→ CHALLENGE: Quote the listing below in its entirety.

(Records from a dataset)
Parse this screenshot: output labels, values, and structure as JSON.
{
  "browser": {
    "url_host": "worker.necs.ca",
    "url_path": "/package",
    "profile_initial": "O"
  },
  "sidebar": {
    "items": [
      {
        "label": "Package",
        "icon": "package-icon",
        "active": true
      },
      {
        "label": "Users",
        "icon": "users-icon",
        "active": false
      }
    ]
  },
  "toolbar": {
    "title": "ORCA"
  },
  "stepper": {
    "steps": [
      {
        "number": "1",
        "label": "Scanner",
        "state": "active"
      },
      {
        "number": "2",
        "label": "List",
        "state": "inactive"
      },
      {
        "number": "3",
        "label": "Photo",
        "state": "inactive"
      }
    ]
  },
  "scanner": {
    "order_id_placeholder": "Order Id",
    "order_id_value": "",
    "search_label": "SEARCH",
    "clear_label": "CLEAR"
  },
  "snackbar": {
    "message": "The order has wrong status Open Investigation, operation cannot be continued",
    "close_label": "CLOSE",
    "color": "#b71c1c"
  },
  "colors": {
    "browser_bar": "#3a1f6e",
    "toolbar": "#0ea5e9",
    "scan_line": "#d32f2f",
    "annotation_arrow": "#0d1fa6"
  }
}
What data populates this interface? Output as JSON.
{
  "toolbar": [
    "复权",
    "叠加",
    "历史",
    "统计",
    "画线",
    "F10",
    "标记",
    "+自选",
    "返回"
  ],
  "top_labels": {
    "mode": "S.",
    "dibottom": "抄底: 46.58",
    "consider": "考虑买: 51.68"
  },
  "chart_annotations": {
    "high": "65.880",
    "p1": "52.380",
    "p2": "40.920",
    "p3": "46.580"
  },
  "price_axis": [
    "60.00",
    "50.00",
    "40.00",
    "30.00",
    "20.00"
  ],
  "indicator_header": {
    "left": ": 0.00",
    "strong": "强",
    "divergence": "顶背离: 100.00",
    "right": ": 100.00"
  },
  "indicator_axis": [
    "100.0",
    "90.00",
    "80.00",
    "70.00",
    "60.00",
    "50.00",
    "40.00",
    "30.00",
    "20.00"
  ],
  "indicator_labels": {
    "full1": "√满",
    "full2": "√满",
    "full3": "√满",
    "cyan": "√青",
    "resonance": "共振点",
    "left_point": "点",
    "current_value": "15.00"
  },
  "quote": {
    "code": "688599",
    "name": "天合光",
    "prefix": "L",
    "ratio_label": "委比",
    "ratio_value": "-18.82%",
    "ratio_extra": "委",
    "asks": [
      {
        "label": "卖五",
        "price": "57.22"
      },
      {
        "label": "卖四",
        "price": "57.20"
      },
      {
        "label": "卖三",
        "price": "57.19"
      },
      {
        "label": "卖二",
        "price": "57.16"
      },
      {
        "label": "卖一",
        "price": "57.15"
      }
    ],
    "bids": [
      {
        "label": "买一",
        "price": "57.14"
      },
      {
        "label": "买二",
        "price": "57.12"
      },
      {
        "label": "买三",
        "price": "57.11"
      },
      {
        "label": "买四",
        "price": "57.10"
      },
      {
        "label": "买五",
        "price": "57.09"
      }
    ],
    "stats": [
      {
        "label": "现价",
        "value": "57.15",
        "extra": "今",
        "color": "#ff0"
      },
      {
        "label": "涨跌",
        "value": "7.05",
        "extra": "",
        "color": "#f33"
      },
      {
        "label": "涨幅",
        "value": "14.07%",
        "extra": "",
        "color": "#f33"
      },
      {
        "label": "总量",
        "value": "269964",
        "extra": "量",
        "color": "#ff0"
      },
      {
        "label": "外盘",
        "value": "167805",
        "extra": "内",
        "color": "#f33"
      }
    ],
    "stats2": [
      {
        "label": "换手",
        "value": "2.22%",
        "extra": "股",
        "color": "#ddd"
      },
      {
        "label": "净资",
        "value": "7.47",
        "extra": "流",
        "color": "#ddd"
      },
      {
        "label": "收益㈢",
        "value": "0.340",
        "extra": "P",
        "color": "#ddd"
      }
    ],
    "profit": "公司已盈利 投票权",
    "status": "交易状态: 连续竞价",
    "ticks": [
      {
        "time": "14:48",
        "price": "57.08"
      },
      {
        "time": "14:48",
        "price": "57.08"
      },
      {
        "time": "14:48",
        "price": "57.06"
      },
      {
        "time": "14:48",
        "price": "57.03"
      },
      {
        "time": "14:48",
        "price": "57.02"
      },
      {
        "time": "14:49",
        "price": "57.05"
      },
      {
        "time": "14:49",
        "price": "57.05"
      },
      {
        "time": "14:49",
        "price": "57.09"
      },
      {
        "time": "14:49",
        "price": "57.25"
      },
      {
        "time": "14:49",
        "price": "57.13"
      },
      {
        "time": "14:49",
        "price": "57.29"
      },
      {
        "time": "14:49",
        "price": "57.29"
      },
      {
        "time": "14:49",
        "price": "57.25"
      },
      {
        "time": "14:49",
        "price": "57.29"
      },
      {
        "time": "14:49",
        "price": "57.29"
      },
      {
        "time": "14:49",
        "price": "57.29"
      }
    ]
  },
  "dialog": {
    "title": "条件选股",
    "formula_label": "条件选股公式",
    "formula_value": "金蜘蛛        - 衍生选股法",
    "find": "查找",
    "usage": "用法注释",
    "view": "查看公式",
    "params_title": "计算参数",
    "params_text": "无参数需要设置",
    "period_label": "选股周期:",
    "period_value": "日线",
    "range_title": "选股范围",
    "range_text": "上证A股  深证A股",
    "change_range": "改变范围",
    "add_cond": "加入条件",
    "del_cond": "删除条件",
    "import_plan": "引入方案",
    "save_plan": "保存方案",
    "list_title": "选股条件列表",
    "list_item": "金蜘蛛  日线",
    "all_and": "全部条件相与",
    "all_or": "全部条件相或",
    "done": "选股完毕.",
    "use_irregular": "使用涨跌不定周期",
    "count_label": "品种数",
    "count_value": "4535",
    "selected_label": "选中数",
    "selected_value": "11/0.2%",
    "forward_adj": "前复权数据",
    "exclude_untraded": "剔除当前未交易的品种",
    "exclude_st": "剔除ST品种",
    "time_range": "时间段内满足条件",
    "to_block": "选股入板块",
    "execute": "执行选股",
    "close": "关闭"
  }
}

→ RESPONSE TO THE TASK:
Parse this screenshot: output labels, values, and structure as JSON.
{
  "browser": {
    "url_host": "worker.necs.ca",
    "url_path": "/package",
    "profile_initial": "O"
  },
  "sidebar": {
    "items": [
      {
        "label": "Package",
        "icon": "package-icon",
        "active": true
      },
      {
        "label": "Users",
        "icon": "users-icon",
        "active": false
      }
    ]
  },
  "toolbar": {
    "title": "ORCA"
  },
  "stepper": {
    "steps": [
      {
        "number": "1",
        "label": "Scanner",
        "state": "active"
      },
      {
        "number": "2",
        "label": "List",
        "state": "inactive"
      },
      {
        "number": "3",
        "label": "Photo",
        "state": "inactive"
      }
    ]
  },
  "scanner": {
    "order_id_placeholder": "Order Id",
    "order_id_value": "",
    "search_label": "SEARCH",
    "clear_label": "CLEAR"
  },
  "snackbar": {
    "message": "The order has wrong status Open Investigation, operation cannot be continued",
    "close_label": "CLOSE",
    "color": "#b71c1c"
  },
  "colors": {
    "browser_bar": "#3a1f6e",
    "toolbar": "#0ea5e9",
    "scan_line": "#d32f2f",
    "annotation_arrow": "#0d1fa6"
  }
}
What data populates this interface? Output as JSON.
{
  "toolbar": [
    "复权",
    "叠加",
    "历史",
    "统计",
    "画线",
    "F10",
    "标记",
    "+自选",
    "返回"
  ],
  "top_labels": {
    "mode": "S.",
    "dibottom": "抄底: 46.58",
    "consider": "考虑买: 51.68"
  },
  "chart_annotations": {
    "high": "65.880",
    "p1": "52.380",
    "p2": "40.920",
    "p3": "46.580"
  },
  "price_axis": [
    "60.00",
    "50.00",
    "40.00",
    "30.00",
    "20.00"
  ],
  "indicator_header": {
    "left": ": 0.00",
    "strong": "强",
    "divergence": "顶背离: 100.00",
    "right": ": 100.00"
  },
  "indicator_axis": [
    "100.0",
    "90.00",
    "80.00",
    "70.00",
    "60.00",
    "50.00",
    "40.00",
    "30.00",
    "20.00"
  ],
  "indicator_labels": {
    "full1": "√满",
    "full2": "√满",
    "full3": "√满",
    "cyan": "√青",
    "resonance": "共振点",
    "left_point": "点",
    "current_value": "15.00"
  },
  "quote": {
    "code": "688599",
    "name": "天合光",
    "prefix": "L",
    "ratio_label": "委比",
    "ratio_value": "-18.82%",
    "ratio_extra": "委",
    "asks": [
      {
        "label": "卖五",
        "price": "57.22"
      },
      {
        "label": "卖四",
        "price": "57.20"
      },
      {
        "label": "卖三",
        "price": "57.19"
      },
      {
        "label": "卖二",
        "price": "57.16"
      },
      {
        "label": "卖一",
        "price": "57.15"
      }
    ],
    "bids": [
      {
        "label": "买一",
        "price": "57.14"
      },
      {
        "label": "买二",
        "price": "57.12"
      },
      {
        "label": "买三",
        "price": "57.11"
      },
      {
        "label": "买四",
        "price": "57.10"
      },
      {
        "label": "买五",
        "price": "57.09"
      }
    ],
    "stats": [
      {
        "label": "现价",
        "value": "57.15",
        "extra": "今",
        "color": "#ff0"
      },
      {
        "label": "涨跌",
        "value": "7.05",
        "extra": "",
        "color": "#f33"
      },
      {
        "label": "涨幅",
        "value": "14.07%",
        "extra": "",
        "color": "#f33"
      },
      {
        "label": "总量",
        "value": "269964",
        "extra": "量",
        "color": "#ff0"
      },
      {
        "label": "外盘",
        "value": "167805",
        "extra": "内",
        "color": "#f33"
      }
    ],
    "stats2": [
      {
        "label": "换手",
        "value": "2.22%",
        "extra": "股",
        "color": "#ddd"
      },
      {
        "label": "净资",
        "value": "7.47",
        "extra": "流",
        "color": "#ddd"
      },
      {
        "label": "收益㈢",
        "value": "0.340",
        "extra": "P",
        "color": "#ddd"
      }
    ],
    "profit": "公司已盈利 投票权",
    "status": "交易状态: 连续竞价",
    "ticks": [
      {
        "time": "14:48",
        "price": "57.08"
      },
      {
        "time": "14:48",
        "price": "57.08"
      },
      {
        "time": "14:48",
        "price": "57.06"
      },
      {
        "time": "14:48",
        "price": "57.03"
      },
      {
        "time": "14:48",
        "price": "57.02"
      },
      {
        "time": "14:49",
        "price": "57.05"
      },
      {
        "time": "14:49",
        "price": "57.05"
      },
      {
        "time": "14:49",
        "price": "57.09"
      },
      {
        "time": "14:49",
        "price": "57.25"
      },
      {
        "time": "14:49",
        "price": "57.13"
      },
      {
        "time": "14:49",
        "price": "57.29"
      },
      {
        "time": "14:49",
        "price": "57.29"
      },
      {
        "time": "14:49",
        "price": "57.25"
      },
      {
        "time": "14:49",
        "price": "57.29"
      },
      {
        "time": "14:49",
        "price": "57.29"
      },
      {
        "time": "14:49",
        "price": "57.29"
      }
    ]
  },
  "dialog": {
    "title": "条件选股",
    "formula_label": "条件选股公式",
    "formula_value": "金蜘蛛        - 衍生选股法",
    "find": "查找",
    "usage": "用法注释",
    "view": "查看公式",
    "params_title": "计算参数",
    "params_text": "无参数需要设置",
    "period_label": "选股周期:",
    "period_value": "日线",
    "range_title": "选股范围",
    "range_text": "上证A股  深证A股",
    "change_range": "改变范围",
    "add_cond": "加入条件",
    "del_cond": "删除条件",
    "import_plan": "引入方案",
    "save_plan": "保存方案",
    "list_title": "选股条件列表",
    "list_item": "金蜘蛛  日线",
    "all_and": "全部条件相与",
    "all_or": "全部条件相或",
    "done": "选股完毕.",
    "use_irregular": "使用涨跌不定周期",
    "count_label": "品种数",
    "count_value": "4535",
    "selected_label": "选中数",
    "selected_value": "11/0.2%",
    "forward_adj": "前复权数据",
    "exclude_untraded": "剔除当前未交易的品种",
    "exclude_st": "剔除ST品种",
    "time_range": "时间段内满足条件",
    "to_block": "选股入板块",
    "execute": "执行选股",
    "close": "关闭"
  }
}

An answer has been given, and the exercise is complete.